### WHAT YOU HAVE TO DO:
All lines in which the word "this" occurs are to be extracted.

### Records contained in a dataset:
———

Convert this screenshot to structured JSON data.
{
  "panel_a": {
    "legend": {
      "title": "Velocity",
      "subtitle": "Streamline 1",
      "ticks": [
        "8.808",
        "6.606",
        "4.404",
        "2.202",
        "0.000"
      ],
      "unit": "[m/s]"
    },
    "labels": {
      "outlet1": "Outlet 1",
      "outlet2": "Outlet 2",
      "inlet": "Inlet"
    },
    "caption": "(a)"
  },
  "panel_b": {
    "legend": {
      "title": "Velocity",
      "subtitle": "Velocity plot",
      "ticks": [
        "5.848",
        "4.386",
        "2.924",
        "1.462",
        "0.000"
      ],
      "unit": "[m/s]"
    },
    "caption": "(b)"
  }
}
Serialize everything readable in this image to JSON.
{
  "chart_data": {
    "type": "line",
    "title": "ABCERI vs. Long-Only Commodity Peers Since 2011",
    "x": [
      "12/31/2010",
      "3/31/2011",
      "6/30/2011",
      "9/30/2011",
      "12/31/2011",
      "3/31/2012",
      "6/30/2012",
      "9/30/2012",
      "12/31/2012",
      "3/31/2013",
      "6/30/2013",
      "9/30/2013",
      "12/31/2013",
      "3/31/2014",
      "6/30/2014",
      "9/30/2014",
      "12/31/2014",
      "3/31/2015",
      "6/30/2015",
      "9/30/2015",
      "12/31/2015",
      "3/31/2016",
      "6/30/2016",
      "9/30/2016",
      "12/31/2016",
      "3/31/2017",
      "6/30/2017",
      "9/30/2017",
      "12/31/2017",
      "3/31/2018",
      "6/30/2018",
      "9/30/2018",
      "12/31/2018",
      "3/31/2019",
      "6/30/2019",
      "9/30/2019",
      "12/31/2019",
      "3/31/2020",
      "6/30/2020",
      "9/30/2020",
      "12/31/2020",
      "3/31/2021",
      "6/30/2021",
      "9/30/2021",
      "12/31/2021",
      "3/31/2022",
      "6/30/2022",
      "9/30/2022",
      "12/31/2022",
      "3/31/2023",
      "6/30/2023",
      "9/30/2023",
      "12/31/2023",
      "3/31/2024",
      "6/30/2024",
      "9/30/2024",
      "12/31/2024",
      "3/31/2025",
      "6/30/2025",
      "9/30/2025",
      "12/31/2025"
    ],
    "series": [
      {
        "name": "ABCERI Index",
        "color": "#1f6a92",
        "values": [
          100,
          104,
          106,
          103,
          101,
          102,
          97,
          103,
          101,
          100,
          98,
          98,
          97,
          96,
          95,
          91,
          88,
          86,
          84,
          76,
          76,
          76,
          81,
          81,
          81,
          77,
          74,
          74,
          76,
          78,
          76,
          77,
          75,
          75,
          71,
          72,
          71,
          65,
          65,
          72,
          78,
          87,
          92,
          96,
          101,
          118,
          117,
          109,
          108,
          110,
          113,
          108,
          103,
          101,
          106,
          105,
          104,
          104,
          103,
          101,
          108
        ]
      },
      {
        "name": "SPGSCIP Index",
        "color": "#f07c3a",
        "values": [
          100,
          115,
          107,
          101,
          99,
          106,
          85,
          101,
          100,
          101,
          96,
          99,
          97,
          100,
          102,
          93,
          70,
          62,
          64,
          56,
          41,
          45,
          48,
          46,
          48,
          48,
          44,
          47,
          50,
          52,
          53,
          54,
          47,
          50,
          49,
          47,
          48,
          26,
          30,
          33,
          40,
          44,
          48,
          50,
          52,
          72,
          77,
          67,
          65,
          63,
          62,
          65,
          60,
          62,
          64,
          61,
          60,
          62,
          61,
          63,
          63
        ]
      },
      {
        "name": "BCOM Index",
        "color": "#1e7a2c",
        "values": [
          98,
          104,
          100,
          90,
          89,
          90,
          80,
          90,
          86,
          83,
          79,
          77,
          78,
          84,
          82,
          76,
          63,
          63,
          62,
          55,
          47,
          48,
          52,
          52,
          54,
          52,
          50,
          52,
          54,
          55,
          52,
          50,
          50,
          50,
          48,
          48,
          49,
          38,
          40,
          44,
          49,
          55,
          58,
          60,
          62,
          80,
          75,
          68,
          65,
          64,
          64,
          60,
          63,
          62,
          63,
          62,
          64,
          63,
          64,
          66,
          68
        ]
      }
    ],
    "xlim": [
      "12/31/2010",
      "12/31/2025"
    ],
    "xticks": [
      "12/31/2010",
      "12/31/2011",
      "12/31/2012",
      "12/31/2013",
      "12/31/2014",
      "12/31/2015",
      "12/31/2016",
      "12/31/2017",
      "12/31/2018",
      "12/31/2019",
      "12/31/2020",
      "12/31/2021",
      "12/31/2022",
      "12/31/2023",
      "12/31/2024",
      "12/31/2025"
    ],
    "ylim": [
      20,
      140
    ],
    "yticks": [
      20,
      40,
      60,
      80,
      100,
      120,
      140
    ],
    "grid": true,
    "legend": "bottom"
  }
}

———

### WRITTEN SOLUTION:
Convert this screenshot to structured JSON data.
Serialize everything readable in this image to JSON.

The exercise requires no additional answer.